[Collection entries]
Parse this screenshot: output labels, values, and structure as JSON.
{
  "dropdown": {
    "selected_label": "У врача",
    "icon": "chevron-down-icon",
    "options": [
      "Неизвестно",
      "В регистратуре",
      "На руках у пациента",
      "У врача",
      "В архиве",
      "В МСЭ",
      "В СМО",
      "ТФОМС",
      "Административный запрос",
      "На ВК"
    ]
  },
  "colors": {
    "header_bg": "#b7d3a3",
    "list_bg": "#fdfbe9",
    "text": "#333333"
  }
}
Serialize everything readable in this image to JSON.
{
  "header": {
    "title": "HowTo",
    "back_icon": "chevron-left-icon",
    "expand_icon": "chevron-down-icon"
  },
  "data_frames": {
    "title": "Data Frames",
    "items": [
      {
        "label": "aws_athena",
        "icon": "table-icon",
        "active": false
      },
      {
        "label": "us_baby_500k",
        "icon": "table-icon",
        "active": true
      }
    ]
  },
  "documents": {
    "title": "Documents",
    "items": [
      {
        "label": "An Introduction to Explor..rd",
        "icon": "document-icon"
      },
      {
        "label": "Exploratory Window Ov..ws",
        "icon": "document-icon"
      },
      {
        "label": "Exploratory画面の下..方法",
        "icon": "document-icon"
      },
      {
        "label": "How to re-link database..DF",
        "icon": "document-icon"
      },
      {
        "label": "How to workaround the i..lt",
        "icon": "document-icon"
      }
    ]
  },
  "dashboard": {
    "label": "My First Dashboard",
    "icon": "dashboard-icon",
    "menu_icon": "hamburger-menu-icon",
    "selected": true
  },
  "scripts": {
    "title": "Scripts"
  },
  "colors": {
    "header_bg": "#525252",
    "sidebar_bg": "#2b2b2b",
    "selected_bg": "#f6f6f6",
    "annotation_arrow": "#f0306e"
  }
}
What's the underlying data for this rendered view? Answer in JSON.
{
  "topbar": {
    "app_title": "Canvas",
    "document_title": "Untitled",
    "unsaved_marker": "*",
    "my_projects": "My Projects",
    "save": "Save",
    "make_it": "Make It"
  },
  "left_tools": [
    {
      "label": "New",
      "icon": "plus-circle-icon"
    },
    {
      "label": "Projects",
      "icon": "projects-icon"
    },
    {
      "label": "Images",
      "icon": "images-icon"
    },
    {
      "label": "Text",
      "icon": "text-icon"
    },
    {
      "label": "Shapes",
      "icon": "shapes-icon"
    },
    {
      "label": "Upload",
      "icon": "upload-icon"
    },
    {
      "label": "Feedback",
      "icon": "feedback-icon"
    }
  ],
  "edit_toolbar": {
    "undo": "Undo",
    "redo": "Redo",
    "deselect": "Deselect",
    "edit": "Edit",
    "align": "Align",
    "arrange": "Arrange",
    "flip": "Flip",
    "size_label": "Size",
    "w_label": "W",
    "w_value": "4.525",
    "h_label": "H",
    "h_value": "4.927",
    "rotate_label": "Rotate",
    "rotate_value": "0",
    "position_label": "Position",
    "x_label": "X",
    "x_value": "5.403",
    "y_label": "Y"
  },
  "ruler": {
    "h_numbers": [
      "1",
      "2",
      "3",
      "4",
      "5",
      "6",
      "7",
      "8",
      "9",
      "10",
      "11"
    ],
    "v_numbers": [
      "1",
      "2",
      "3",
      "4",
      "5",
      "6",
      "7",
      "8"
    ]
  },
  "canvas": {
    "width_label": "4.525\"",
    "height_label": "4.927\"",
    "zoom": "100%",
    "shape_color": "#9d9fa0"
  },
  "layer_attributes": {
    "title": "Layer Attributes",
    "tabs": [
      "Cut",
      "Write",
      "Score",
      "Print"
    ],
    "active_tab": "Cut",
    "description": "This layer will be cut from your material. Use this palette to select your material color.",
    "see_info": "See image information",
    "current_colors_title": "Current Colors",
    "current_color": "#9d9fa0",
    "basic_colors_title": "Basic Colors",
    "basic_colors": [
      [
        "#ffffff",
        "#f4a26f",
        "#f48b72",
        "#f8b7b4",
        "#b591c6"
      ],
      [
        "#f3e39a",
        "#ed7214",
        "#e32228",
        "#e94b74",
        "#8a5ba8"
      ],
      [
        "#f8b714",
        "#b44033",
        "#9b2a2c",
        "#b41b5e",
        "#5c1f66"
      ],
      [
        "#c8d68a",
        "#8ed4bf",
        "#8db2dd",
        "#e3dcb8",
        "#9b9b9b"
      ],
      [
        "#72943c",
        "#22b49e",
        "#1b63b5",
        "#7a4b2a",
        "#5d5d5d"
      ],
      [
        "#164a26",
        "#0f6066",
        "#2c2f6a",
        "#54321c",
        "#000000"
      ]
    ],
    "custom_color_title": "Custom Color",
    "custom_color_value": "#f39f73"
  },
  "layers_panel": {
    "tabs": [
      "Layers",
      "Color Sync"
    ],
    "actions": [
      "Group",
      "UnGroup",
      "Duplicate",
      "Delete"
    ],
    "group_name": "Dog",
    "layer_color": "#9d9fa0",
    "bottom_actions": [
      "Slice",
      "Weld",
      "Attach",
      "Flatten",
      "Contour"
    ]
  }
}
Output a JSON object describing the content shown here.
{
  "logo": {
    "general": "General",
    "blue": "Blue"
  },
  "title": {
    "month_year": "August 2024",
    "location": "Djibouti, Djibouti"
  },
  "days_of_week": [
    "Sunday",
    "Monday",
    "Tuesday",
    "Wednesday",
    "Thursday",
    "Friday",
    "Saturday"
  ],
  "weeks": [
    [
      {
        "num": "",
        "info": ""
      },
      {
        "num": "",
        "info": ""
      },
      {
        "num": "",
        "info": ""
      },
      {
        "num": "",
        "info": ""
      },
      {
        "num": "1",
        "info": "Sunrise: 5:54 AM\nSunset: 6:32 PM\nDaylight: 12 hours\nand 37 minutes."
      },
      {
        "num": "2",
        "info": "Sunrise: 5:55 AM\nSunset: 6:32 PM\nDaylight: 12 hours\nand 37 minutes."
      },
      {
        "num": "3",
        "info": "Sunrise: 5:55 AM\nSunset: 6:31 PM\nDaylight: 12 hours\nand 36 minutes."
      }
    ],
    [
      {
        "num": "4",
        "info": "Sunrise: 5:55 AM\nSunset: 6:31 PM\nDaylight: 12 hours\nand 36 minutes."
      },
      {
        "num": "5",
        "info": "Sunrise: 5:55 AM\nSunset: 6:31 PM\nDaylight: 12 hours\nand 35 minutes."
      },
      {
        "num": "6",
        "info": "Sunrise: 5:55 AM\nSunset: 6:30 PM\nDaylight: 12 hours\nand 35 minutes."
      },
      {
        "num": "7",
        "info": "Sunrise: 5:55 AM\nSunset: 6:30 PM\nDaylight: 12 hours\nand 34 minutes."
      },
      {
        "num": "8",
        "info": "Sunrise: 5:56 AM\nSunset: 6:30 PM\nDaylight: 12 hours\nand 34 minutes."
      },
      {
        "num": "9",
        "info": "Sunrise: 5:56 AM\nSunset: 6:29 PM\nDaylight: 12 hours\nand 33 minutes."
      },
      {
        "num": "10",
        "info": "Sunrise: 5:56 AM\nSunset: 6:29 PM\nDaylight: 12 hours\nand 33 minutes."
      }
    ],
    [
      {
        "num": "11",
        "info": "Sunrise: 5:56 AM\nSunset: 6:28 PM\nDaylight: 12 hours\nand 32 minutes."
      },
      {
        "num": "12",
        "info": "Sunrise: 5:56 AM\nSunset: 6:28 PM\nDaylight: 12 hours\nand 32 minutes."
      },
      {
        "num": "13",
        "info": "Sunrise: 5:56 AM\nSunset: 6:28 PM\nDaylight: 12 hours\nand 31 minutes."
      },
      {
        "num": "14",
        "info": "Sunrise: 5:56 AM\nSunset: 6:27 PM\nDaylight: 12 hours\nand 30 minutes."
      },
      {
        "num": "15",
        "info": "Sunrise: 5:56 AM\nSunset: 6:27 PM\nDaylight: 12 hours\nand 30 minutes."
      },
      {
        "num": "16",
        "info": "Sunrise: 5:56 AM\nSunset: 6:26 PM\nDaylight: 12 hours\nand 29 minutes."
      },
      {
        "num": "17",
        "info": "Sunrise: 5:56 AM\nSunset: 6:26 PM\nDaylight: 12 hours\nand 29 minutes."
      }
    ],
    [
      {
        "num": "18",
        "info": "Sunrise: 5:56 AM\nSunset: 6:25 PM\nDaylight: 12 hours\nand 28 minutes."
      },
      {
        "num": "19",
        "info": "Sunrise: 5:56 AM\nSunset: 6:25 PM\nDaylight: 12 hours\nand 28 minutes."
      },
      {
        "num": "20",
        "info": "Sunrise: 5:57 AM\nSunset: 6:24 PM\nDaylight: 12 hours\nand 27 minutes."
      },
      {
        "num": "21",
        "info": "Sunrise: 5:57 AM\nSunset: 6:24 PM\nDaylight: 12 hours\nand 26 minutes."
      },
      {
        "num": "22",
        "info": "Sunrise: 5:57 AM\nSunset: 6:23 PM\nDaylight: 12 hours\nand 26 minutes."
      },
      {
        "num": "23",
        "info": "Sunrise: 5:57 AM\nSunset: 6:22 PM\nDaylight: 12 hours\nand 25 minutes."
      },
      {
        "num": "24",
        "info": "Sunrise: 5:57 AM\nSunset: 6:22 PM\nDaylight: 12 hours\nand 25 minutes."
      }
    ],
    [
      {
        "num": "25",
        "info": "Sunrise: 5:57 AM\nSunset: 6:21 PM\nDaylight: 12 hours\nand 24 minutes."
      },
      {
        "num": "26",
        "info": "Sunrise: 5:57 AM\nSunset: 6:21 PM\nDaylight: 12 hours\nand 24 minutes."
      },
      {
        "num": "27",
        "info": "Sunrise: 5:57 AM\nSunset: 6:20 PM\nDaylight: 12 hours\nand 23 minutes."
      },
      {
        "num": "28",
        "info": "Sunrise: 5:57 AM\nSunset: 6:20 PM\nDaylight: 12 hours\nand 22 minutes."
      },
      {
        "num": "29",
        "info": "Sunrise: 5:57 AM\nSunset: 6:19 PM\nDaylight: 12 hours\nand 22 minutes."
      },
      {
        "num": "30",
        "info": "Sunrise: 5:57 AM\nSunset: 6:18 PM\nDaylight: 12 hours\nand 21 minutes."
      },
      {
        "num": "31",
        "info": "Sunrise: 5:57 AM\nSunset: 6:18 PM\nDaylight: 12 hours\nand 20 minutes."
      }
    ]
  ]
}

Task → Extract from the data every line where "this" shows up.

Output of the task →
Parse this screenshot: output labels, values, and structure as JSON.
Serialize everything readable in this image to JSON.
What's the underlying data for this rendered view? Answer in JSON.
    "description": "This layer will be cut from your material. Use this palette to select your material color.",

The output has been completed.